▶ What you are asked to do
The data is to be set down once more, exactly as it reads.

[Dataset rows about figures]
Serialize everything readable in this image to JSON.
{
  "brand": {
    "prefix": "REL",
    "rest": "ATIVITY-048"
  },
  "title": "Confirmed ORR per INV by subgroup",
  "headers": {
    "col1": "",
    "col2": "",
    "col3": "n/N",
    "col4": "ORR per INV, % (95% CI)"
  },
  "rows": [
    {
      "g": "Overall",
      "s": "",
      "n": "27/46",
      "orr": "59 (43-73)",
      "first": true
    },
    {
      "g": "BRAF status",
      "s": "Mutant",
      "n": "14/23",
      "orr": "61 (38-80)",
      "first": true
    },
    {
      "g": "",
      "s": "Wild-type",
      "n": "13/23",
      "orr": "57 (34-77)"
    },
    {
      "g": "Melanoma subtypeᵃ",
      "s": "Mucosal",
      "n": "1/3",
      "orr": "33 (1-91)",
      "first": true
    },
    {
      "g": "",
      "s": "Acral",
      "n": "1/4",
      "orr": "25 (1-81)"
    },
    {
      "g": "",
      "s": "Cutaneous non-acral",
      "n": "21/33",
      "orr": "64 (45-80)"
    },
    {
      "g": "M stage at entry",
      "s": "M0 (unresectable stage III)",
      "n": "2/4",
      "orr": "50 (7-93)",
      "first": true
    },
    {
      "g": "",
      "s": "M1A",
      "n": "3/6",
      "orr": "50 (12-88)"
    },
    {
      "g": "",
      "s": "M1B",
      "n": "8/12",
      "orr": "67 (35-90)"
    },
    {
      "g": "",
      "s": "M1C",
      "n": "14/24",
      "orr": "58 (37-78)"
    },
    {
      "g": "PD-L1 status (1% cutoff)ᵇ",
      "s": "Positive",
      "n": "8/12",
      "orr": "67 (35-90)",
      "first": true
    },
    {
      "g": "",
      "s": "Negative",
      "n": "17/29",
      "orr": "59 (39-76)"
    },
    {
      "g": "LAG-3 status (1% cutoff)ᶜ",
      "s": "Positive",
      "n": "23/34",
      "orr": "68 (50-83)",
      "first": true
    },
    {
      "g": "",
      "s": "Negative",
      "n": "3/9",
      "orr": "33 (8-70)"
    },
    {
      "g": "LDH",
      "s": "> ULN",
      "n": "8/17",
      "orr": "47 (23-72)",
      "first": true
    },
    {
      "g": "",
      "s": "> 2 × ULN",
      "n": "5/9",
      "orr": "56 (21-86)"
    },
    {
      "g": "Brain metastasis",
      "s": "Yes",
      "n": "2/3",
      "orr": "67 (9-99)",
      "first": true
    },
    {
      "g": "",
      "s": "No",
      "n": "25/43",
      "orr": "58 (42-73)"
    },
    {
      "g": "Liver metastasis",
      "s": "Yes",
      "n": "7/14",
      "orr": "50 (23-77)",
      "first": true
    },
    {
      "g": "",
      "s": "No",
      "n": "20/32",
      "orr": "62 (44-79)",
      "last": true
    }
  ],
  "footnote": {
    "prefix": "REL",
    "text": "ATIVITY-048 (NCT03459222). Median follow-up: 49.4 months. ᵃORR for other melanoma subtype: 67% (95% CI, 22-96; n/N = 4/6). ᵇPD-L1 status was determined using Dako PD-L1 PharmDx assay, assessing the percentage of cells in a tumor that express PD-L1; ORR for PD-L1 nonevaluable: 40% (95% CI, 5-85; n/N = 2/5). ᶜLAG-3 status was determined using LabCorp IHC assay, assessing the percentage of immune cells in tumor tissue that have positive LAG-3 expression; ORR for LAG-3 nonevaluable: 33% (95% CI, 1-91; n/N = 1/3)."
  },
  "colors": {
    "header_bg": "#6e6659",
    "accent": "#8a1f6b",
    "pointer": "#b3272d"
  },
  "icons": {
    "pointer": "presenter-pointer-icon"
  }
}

▶ Response area
Serialize everything readable in this image to JSON.
{
  "brand": {
    "prefix": "REL",
    "rest": "ATIVITY-048"
  },
  "title": "Confirmed ORR per INV by subgroup",
  "headers": {
    "col1": "",
    "col2": "",
    "col3": "n/N",
    "col4": "ORR per INV, % (95% CI)"
  },
  "rows": [
    {
      "g": "Overall",
      "s": "",
      "n": "27/46",
      "orr": "59 (43-73)",
      "first": true
    },
    {
      "g": "BRAF status",
      "s": "Mutant",
      "n": "14/23",
      "orr": "61 (38-80)",
      "first": true
    },
    {
      "g": "",
      "s": "Wild-type",
      "n": "13/23",
      "orr": "57 (34-77)"
    },
    {
      "g": "Melanoma subtypeᵃ",
      "s": "Mucosal",
      "n": "1/3",
      "orr": "33 (1-91)",
      "first": true
    },
    {
      "g": "",
      "s": "Acral",
      "n": "1/4",
      "orr": "25 (1-81)"
    },
    {
      "g": "",
      "s": "Cutaneous non-acral",
      "n": "21/33",
      "orr": "64 (45-80)"
    },
    {
      "g": "M stage at entry",
      "s": "M0 (unresectable stage III)",
      "n": "2/4",
      "orr": "50 (7-93)",
      "first": true
    },
    {
      "g": "",
      "s": "M1A",
      "n": "3/6",
      "orr": "50 (12-88)"
    },
    {
      "g": "",
      "s": "M1B",
      "n": "8/12",
      "orr": "67 (35-90)"
    },
    {
      "g": "",
      "s": "M1C",
      "n": "14/24",
      "orr": "58 (37-78)"
    },
    {
      "g": "PD-L1 status (1% cutoff)ᵇ",
      "s": "Positive",
      "n": "8/12",
      "orr": "67 (35-90)",
      "first": true
    },
    {
      "g": "",
      "s": "Negative",
      "n": "17/29",
      "orr": "59 (39-76)"
    },
    {
      "g": "LAG-3 status (1% cutoff)ᶜ",
      "s": "Positive",
      "n": "23/34",
      "orr": "68 (50-83)",
      "first": true
    },
    {
      "g": "",
      "s": "Negative",
      "n": "3/9",
      "orr": "33 (8-70)"
    },
    {
      "g": "LDH",
      "s": "> ULN",
      "n": "8/17",
      "orr": "47 (23-72)",
      "first": true
    },
    {
      "g": "",
      "s": "> 2 × ULN",
      "n": "5/9",
      "orr": "56 (21-86)"
    },
    {
      "g": "Brain metastasis",
      "s": "Yes",
      "n": "2/3",
      "orr": "67 (9-99)",
      "first": true
    },
    {
      "g": "",
      "s": "No",
      "n": "25/43",
      "orr": "58 (42-73)"
    },
    {
      "g": "Liver metastasis",
      "s": "Yes",
      "n": "7/14",
      "orr": "50 (23-77)",
      "first": true
    },
    {
      "g": "",
      "s": "No",
      "n": "20/32",
      "orr": "62 (44-79)",
      "last": true
    }
  ],
  "footnote": {
    "prefix": "REL",
    "text": "ATIVITY-048 (NCT03459222). Median follow-up: 49.4 months. ᵃORR for other melanoma subtype: 67% (95% CI, 22-96; n/N = 4/6). ᵇPD-L1 status was determined using Dako PD-L1 PharmDx assay, assessing the percentage of cells in a tumor that express PD-L1; ORR for PD-L1 nonevaluable: 40% (95% CI, 5-85; n/N = 2/5). ᶜLAG-3 status was determined using LabCorp IHC assay, assessing the percentage of immune cells in tumor tissue that have positive LAG-3 expression; ORR for LAG-3 nonevaluable: 33% (95% CI, 1-91; n/N = 1/3)."
  },
  "colors": {
    "header_bg": "#6e6659",
    "accent": "#8a1f6b",
    "pointer": "#b3272d"
  },
  "icons": {
    "pointer": "presenter-pointer-icon"
  }
}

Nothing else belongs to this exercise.